RECORDS TO USE:
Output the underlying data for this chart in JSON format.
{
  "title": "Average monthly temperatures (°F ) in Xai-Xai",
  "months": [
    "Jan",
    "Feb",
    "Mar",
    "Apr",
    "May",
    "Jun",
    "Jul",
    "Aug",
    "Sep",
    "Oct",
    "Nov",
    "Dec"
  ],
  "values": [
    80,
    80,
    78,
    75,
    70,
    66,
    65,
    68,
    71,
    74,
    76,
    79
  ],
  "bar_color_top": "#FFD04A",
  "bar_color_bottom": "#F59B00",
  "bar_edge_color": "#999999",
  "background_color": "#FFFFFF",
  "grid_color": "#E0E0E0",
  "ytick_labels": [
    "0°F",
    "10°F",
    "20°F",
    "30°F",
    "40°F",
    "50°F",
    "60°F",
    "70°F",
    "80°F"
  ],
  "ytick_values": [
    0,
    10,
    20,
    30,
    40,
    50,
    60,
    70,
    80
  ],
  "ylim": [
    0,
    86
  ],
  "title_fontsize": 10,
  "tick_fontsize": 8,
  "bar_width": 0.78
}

DIRECTION: The entries above must be returned in full, exactly as shown.

FULL ANSWER:
Output the underlying data for this chart in JSON format.
{
  "title": "Average monthly temperatures (°F ) in Xai-Xai",
  "months": [
    "Jan",
    "Feb",
    "Mar",
    "Apr",
    "May",
    "Jun",
    "Jul",
    "Aug",
    "Sep",
    "Oct",
    "Nov",
    "Dec"
  ],
  "values": [
    80,
    80,
    78,
    75,
    70,
    66,
    65,
    68,
    71,
    74,
    76,
    79
  ],
  "bar_color_top": "#FFD04A",
  "bar_color_bottom": "#F59B00",
  "bar_edge_color": "#999999",
  "background_color": "#FFFFFF",
  "grid_color": "#E0E0E0",
  "ytick_labels": [
    "0°F",
    "10°F",
    "20°F",
    "30°F",
    "40°F",
    "50°F",
    "60°F",
    "70°F",
    "80°F"
  ],
  "ytick_values": [
    0,
    10,
    20,
    30,
    40,
    50,
    60,
    70,
    80
  ],
  "ylim": [
    0,
    86
  ],
  "title_fontsize": 10,
  "tick_fontsize": 8,
  "bar_width": 0.78
}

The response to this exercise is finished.